• [TASK BRIEF]: Could you repeat the records below exactly, leaving out any pictures?

• [RECORDS TO PROCESS]:

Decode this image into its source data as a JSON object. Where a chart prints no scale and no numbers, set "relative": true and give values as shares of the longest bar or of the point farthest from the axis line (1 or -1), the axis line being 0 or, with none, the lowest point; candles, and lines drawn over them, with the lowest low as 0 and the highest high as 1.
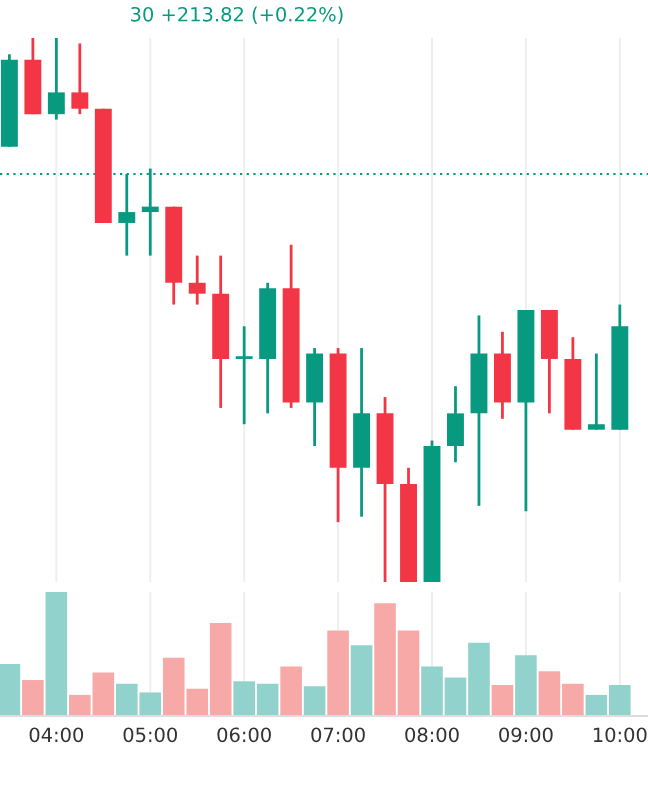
{
  "chart_data": [
    {
      "type": "candlestick",
      "relative": true,
      "x": [
        3.5,
        3.75,
        4.0,
        4.25,
        4.5,
        4.75,
        5.0,
        5.25,
        5.5,
        5.75,
        6.0,
        6.25,
        6.5,
        6.75,
        7.0,
        7.25,
        7.5,
        7.75,
        8.0,
        8.25,
        8.5,
        8.75,
        9.0,
        9.25,
        9.5,
        9.75,
        10.0
      ],
      "ohlc": [
        [
          0.8,
          0.97,
          0.8,
          0.96
        ],
        [
          0.96,
          1.0,
          0.86,
          0.86
        ],
        [
          0.86,
          1.0,
          0.85,
          0.9
        ],
        [
          0.9,
          0.99,
          0.86,
          0.87
        ],
        [
          0.87,
          0.87,
          0.66,
          0.66
        ],
        [
          0.66,
          0.75,
          0.6,
          0.68
        ],
        [
          0.68,
          0.76,
          0.6,
          0.69
        ],
        [
          0.69,
          0.69,
          0.51,
          0.55
        ],
        [
          0.55,
          0.6,
          0.51,
          0.53
        ],
        [
          0.53,
          0.6,
          0.32,
          0.41
        ],
        [
          0.41,
          0.47,
          0.29,
          0.415
        ],
        [
          0.41,
          0.55,
          0.31,
          0.54
        ],
        [
          0.54,
          0.62,
          0.32,
          0.33
        ],
        [
          0.33,
          0.43,
          0.25,
          0.42
        ],
        [
          0.42,
          0.43,
          0.11,
          0.21
        ],
        [
          0.21,
          0.43,
          0.12,
          0.31
        ],
        [
          0.31,
          0.34,
          0.0,
          0.18
        ],
        [
          0.18,
          0.21,
          0.0,
          0.0
        ],
        [
          0.0,
          0.26,
          0.0,
          0.25
        ],
        [
          0.25,
          0.36,
          0.22,
          0.31
        ],
        [
          0.31,
          0.49,
          0.14,
          0.42
        ],
        [
          0.42,
          0.46,
          0.3,
          0.33
        ],
        [
          0.33,
          0.5,
          0.13,
          0.5
        ],
        [
          0.5,
          0.5,
          0.31,
          0.41
        ],
        [
          0.41,
          0.45,
          0.28,
          0.28
        ],
        [
          0.28,
          0.42,
          0.28,
          0.29
        ],
        [
          0.28,
          0.51,
          0.28,
          0.47
        ]
      ],
      "colors": [
        "#089981",
        "#f23645",
        "#089981",
        "#f23645",
        "#f23645",
        "#089981",
        "#089981",
        "#f23645",
        "#f23645",
        "#f23645",
        "#089981",
        "#089981",
        "#f23645",
        "#089981",
        "#f23645",
        "#089981",
        "#f23645",
        "#f23645",
        "#089981",
        "#089981",
        "#089981",
        "#f23645",
        "#089981",
        "#f23645",
        "#f23645",
        "#089981",
        "#089981"
      ],
      "xlim": [
        3.4,
        10.3
      ],
      "tick_labels": false,
      "grid": "x",
      "ref_lines": [
        {
          "axis": "y",
          "value": 0.75,
          "line_style": "dotted",
          "color": "#089981"
        }
      ],
      "annotations": [
        "30 +213.82 (+0.22%)"
      ]
    },
    {
      "type": "bar",
      "relative": true,
      "x": [
        3.5,
        3.75,
        4.0,
        4.25,
        4.5,
        4.75,
        5.0,
        5.25,
        5.5,
        5.75,
        6.0,
        6.25,
        6.5,
        6.75,
        7.0,
        7.25,
        7.5,
        7.75,
        8.0,
        8.25,
        8.5,
        8.75,
        9.0,
        9.25,
        9.5,
        9.75,
        10.0
      ],
      "values": [
        0.42,
        0.29,
        1.0,
        0.17,
        0.35,
        0.26,
        0.19,
        0.47,
        0.22,
        0.75,
        0.28,
        0.26,
        0.4,
        0.24,
        0.69,
        0.57,
        0.91,
        0.69,
        0.4,
        0.31,
        0.59,
        0.25,
        0.49,
        0.36,
        0.26,
        0.17,
        0.25
      ],
      "colors": [
        "#92d2cc",
        "#f7a9a7",
        "#92d2cc",
        "#f7a9a7",
        "#f7a9a7",
        "#92d2cc",
        "#92d2cc",
        "#f7a9a7",
        "#f7a9a7",
        "#f7a9a7",
        "#92d2cc",
        "#92d2cc",
        "#f7a9a7",
        "#92d2cc",
        "#f7a9a7",
        "#92d2cc",
        "#f7a9a7",
        "#f7a9a7",
        "#92d2cc",
        "#92d2cc",
        "#92d2cc",
        "#f7a9a7",
        "#92d2cc",
        "#f7a9a7",
        "#f7a9a7",
        "#92d2cc",
        "#92d2cc"
      ],
      "xlim": [
        3.4,
        10.3
      ],
      "xticks": [
        {
          "value": 4,
          "label": "04:00"
        },
        {
          "value": 5,
          "label": "05:00"
        },
        {
          "value": 6,
          "label": "06:00"
        },
        {
          "value": 7,
          "label": "07:00"
        },
        {
          "value": 8,
          "label": "08:00"
        },
        {
          "value": 9,
          "label": "09:00"
        },
        {
          "value": 10,
          "label": "10:00"
        }
      ],
      "grid": "x"
    }
  ]
}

• [SOLUTION FOR THIS TASK]:
Decode this image into its source data as a JSON object. Where a chart prints no scale and no numbers, set "relative": true and give values as shares of the longest bar or of the point farthest from the axis line (1 or -1), the axis line being 0 or, with none, the lowest point; candles, and lines drawn over them, with the lowest low as 0 and the highest high as 1.
{
  "chart_data": [
    {
      "type": "candlestick",
      "relative": true,
      "x": [
        3.5,
        3.75,
        4.0,
        4.25,
        4.5,
        4.75,
        5.0,
        5.25,
        5.5,
        5.75,
        6.0,
        6.25,
        6.5,
        6.75,
        7.0,
        7.25,
        7.5,
        7.75,
        8.0,
        8.25,
        8.5,
        8.75,
        9.0,
        9.25,
        9.5,
        9.75,
        10.0
      ],
      "ohlc": [
        [
          0.8,
          0.97,
          0.8,
          0.96
        ],
        [
          0.96,
          1.0,
          0.86,
          0.86
        ],
        [
          0.86,
          1.0,
          0.85,
          0.9
        ],
        [
          0.9,
          0.99,
          0.86,
          0.87
        ],
        [
          0.87,
          0.87,
          0.66,
          0.66
        ],
        [
          0.66,
          0.75,
          0.6,
          0.68
        ],
        [
          0.68,
          0.76,
          0.6,
          0.69
        ],
        [
          0.69,
          0.69,
          0.51,
          0.55
        ],
        [
          0.55,
          0.6,
          0.51,
          0.53
        ],
        [
          0.53,
          0.6,
          0.32,
          0.41
        ],
        [
          0.41,
          0.47,
          0.29,
          0.415
        ],
        [
          0.41,
          0.55,
          0.31,
          0.54
        ],
        [
          0.54,
          0.62,
          0.32,
          0.33
        ],
        [
          0.33,
          0.43,
          0.25,
          0.42
        ],
        [
          0.42,
          0.43,
          0.11,
          0.21
        ],
        [
          0.21,
          0.43,
          0.12,
          0.31
        ],
        [
          0.31,
          0.34,
          0.0,
          0.18
        ],
        [
          0.18,
          0.21,
          0.0,
          0.0
        ],
        [
          0.0,
          0.26,
          0.0,
          0.25
        ],
        [
          0.25,
          0.36,
          0.22,
          0.31
        ],
        [
          0.31,
          0.49,
          0.14,
          0.42
        ],
        [
          0.42,
          0.46,
          0.3,
          0.33
        ],
        [
          0.33,
          0.5,
          0.13,
          0.5
        ],
        [
          0.5,
          0.5,
          0.31,
          0.41
        ],
        [
          0.41,
          0.45,
          0.28,
          0.28
        ],
        [
          0.28,
          0.42,
          0.28,
          0.29
        ],
        [
          0.28,
          0.51,
          0.28,
          0.47
        ]
      ],
      "colors": [
        "#089981",
        "#f23645",
        "#089981",
        "#f23645",
        "#f23645",
        "#089981",
        "#089981",
        "#f23645",
        "#f23645",
        "#f23645",
        "#089981",
        "#089981",
        "#f23645",
        "#089981",
        "#f23645",
        "#089981",
        "#f23645",
        "#f23645",
        "#089981",
        "#089981",
        "#089981",
        "#f23645",
        "#089981",
        "#f23645",
        "#f23645",
        "#089981",
        "#089981"
      ],
      "xlim": [
        3.4,
        10.3
      ],
      "tick_labels": false,
      "grid": "x",
      "ref_lines": [
        {
          "axis": "y",
          "value": 0.75,
          "line_style": "dotted",
          "color": "#089981"
        }
      ],
      "annotations": [
        "30 +213.82 (+0.22%)"
      ]
    },
    {
      "type": "bar",
      "relative": true,
      "x": [
        3.5,
        3.75,
        4.0,
        4.25,
        4.5,
        4.75,
        5.0,
        5.25,
        5.5,
        5.75,
        6.0,
        6.25,
        6.5,
        6.75,
        7.0,
        7.25,
        7.5,
        7.75,
        8.0,
        8.25,
        8.5,
        8.75,
        9.0,
        9.25,
        9.5,
        9.75,
        10.0
      ],
      "values": [
        0.42,
        0.29,
        1.0,
        0.17,
        0.35,
        0.26,
        0.19,
        0.47,
        0.22,
        0.75,
        0.28,
        0.26,
        0.4,
        0.24,
        0.69,
        0.57,
        0.91,
        0.69,
        0.4,
        0.31,
        0.59,
        0.25,
        0.49,
        0.36,
        0.26,
        0.17,
        0.25
      ],
      "colors": [
        "#92d2cc",
        "#f7a9a7",
        "#92d2cc",
        "#f7a9a7",
        "#f7a9a7",
        "#92d2cc",
        "#92d2cc",
        "#f7a9a7",
        "#f7a9a7",
        "#f7a9a7",
        "#92d2cc",
        "#92d2cc",
        "#f7a9a7",
        "#92d2cc",
        "#f7a9a7",
        "#92d2cc",
        "#f7a9a7",
        "#f7a9a7",
        "#92d2cc",
        "#92d2cc",
        "#92d2cc",
        "#f7a9a7",
        "#92d2cc",
        "#f7a9a7",
        "#f7a9a7",
        "#92d2cc",
        "#92d2cc"
      ],
      "xlim": [
        3.4,
        10.3
      ],
      "xticks": [
        {
          "value": 4,
          "label": "04:00"
        },
        {
          "value": 5,
          "label": "05:00"
        },
        {
          "value": 6,
          "label": "06:00"
        },
        {
          "value": 7,
          "label": "07:00"
        },
        {
          "value": 8,
          "label": "08:00"
        },
        {
          "value": 9,
          "label": "09:00"
        },
        {
          "value": 10,
          "label": "10:00"
        }
      ],
      "grid": "x"
    }
  ]
}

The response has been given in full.